[Items listed in a dataset]
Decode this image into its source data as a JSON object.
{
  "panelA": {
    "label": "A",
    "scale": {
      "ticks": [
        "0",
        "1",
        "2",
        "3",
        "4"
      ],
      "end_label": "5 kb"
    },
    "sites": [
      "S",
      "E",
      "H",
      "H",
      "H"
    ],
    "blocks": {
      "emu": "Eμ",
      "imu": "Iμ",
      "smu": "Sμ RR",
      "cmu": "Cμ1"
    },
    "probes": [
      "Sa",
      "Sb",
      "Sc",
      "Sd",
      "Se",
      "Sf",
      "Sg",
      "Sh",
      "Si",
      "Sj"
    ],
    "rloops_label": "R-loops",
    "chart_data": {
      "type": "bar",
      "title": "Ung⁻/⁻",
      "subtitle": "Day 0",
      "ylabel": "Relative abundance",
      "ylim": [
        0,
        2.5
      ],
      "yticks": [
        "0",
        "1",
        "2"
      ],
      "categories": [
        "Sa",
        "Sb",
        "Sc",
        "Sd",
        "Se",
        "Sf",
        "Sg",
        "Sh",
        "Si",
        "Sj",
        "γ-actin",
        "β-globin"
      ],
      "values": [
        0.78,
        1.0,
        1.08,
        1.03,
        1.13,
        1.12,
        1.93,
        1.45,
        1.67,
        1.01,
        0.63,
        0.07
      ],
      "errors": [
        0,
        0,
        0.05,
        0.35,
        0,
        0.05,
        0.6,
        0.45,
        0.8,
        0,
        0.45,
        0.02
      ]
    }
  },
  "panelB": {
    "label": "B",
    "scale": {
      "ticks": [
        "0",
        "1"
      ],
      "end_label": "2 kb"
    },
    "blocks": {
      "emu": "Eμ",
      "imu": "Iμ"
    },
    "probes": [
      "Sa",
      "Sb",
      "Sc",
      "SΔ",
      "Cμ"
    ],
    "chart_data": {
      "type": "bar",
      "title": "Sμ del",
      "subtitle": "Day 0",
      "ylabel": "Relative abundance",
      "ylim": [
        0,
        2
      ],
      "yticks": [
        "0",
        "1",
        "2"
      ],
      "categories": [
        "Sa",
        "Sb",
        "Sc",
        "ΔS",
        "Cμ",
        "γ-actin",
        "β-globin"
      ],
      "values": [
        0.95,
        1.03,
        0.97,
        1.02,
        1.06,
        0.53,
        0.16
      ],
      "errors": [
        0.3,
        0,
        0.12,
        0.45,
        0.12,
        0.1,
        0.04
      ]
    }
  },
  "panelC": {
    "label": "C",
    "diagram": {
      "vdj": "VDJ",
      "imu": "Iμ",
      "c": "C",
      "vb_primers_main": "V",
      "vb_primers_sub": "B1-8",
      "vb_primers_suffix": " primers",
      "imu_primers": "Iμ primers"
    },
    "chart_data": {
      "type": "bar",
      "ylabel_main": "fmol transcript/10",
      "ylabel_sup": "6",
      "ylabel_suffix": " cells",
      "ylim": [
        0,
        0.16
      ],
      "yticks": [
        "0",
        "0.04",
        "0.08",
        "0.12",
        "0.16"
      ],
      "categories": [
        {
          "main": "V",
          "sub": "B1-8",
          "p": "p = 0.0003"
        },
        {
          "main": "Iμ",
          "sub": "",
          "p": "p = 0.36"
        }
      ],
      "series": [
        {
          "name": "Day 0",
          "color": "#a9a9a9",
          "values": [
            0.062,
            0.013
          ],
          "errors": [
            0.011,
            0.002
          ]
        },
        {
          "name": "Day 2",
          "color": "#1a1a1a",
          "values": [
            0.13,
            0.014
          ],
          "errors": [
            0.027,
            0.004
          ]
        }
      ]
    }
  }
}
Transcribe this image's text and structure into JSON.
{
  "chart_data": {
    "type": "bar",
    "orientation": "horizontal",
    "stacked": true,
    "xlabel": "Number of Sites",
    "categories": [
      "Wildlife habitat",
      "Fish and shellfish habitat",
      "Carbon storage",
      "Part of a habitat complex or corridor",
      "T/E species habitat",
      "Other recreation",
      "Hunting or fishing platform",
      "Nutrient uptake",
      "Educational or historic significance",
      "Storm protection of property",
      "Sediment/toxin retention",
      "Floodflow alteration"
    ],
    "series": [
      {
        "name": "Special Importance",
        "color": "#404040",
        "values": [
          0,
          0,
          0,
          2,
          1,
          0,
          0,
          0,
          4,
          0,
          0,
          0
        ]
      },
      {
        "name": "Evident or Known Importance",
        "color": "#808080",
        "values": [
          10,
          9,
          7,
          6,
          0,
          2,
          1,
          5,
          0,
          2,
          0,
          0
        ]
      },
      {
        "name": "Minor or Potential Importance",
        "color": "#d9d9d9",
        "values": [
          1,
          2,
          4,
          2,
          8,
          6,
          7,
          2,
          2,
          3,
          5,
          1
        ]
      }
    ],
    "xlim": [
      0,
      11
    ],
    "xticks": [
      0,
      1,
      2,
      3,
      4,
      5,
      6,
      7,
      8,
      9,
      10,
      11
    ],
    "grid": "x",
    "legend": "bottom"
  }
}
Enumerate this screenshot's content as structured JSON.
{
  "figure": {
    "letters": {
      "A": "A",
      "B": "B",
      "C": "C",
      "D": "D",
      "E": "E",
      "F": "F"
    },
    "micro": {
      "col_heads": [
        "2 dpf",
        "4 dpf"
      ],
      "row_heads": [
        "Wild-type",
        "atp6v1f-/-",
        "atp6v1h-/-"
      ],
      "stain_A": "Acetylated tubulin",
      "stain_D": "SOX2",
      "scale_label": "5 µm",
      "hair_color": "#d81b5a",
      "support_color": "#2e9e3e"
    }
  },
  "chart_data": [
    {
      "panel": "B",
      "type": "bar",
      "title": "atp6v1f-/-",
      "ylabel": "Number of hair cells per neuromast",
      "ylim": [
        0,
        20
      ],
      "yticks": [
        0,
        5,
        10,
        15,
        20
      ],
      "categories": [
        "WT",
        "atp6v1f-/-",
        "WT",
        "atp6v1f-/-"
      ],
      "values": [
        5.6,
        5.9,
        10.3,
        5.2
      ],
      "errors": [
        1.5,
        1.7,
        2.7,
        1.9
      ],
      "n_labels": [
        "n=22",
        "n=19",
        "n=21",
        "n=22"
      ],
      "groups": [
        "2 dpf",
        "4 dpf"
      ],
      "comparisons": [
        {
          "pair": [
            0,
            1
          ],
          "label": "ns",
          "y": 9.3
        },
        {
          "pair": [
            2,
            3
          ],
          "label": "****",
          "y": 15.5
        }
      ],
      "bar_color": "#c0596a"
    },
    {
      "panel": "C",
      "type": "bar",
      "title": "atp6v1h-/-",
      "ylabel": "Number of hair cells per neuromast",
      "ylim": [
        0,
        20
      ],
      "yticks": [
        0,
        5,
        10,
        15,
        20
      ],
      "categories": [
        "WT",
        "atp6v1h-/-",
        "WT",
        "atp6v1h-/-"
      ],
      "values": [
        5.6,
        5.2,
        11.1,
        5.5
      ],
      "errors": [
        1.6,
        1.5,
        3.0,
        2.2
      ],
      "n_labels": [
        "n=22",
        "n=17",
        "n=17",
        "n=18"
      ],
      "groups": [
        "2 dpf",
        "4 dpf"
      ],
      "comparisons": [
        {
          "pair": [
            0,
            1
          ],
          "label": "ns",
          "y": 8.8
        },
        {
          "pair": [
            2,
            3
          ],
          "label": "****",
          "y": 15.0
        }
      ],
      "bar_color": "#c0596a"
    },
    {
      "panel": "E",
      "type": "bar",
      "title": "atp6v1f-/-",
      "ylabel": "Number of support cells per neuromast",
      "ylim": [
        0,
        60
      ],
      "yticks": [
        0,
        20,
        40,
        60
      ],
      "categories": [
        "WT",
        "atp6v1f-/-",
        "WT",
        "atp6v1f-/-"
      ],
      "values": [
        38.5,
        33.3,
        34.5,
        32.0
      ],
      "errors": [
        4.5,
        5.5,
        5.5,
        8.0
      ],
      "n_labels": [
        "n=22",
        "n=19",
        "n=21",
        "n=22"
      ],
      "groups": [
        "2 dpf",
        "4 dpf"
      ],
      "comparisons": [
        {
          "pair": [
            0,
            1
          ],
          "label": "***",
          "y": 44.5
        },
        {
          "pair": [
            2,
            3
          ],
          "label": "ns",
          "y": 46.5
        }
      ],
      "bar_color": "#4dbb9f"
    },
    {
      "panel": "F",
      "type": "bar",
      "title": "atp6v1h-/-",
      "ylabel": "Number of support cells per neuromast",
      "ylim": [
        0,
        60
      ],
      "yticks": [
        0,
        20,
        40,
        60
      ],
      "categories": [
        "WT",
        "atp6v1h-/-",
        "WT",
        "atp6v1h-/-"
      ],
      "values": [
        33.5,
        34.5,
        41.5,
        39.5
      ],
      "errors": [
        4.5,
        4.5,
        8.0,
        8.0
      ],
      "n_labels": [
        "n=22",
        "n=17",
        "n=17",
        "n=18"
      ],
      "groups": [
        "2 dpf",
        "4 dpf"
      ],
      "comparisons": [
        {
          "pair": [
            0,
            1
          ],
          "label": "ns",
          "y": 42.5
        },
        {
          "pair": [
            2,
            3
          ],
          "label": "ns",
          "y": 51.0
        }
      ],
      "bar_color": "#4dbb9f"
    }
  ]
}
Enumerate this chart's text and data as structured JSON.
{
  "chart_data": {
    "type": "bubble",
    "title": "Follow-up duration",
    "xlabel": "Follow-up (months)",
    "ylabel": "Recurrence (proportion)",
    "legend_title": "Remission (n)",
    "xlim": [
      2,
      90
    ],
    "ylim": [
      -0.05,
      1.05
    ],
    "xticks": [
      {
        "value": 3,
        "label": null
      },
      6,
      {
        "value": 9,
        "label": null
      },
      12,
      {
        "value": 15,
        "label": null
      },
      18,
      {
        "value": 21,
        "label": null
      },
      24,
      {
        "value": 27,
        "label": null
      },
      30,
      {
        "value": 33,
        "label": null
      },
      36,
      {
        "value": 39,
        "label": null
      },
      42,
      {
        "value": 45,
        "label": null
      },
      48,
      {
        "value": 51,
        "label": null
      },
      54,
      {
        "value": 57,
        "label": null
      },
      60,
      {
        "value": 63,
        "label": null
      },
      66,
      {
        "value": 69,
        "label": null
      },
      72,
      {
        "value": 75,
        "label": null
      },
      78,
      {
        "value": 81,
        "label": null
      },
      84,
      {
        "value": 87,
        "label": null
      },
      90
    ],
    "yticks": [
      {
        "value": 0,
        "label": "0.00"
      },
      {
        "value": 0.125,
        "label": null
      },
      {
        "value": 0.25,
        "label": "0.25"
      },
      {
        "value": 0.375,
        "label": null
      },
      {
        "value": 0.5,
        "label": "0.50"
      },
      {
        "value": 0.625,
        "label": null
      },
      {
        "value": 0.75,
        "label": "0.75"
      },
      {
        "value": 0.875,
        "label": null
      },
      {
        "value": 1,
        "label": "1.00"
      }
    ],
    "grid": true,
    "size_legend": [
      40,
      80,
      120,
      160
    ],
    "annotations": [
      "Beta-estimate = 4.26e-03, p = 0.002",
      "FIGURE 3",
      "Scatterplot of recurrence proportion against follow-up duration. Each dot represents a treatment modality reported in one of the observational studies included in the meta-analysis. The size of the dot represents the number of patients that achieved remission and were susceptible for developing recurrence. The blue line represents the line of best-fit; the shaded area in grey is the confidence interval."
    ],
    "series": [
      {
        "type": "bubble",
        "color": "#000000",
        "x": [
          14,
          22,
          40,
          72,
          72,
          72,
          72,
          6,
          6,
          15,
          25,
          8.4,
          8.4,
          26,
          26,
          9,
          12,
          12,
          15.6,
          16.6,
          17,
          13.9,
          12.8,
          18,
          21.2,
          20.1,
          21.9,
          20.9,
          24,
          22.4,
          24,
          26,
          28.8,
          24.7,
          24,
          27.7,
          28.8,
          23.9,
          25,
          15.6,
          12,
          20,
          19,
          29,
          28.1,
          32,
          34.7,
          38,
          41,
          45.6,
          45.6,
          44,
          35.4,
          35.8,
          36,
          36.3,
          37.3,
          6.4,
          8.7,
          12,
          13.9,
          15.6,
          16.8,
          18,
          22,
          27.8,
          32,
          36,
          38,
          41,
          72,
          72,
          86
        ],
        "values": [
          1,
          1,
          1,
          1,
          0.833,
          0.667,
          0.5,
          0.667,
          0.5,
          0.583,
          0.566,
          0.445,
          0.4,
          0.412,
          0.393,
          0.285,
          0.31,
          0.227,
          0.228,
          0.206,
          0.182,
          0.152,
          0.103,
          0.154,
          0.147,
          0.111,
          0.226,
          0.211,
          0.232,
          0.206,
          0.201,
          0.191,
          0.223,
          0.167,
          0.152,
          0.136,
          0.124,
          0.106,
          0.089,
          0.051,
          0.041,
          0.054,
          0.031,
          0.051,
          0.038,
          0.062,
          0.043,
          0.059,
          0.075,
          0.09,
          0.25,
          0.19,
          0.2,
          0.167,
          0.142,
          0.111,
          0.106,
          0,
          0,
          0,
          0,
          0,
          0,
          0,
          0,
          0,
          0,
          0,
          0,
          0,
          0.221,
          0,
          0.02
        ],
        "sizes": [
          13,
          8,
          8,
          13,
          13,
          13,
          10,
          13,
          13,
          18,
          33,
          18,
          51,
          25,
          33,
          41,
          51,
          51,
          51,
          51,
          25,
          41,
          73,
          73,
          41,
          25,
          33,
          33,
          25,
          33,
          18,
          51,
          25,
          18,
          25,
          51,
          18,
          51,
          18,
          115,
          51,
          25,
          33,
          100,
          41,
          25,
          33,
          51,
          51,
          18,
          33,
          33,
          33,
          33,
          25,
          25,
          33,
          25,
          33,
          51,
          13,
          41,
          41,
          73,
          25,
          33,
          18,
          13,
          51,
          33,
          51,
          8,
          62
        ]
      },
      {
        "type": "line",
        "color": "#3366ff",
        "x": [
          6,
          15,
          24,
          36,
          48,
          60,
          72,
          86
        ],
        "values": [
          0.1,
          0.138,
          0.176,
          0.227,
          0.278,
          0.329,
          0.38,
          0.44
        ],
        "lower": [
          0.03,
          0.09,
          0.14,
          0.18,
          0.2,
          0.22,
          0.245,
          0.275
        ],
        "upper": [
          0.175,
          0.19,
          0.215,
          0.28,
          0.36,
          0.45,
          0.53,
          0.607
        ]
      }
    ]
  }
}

=== Work instruction ===
All lines above containing the string "into": copy each one.

=== Result of the task ===
Decode this image into its source data as a JSON object.
Transcribe this image's text and structure into JSON.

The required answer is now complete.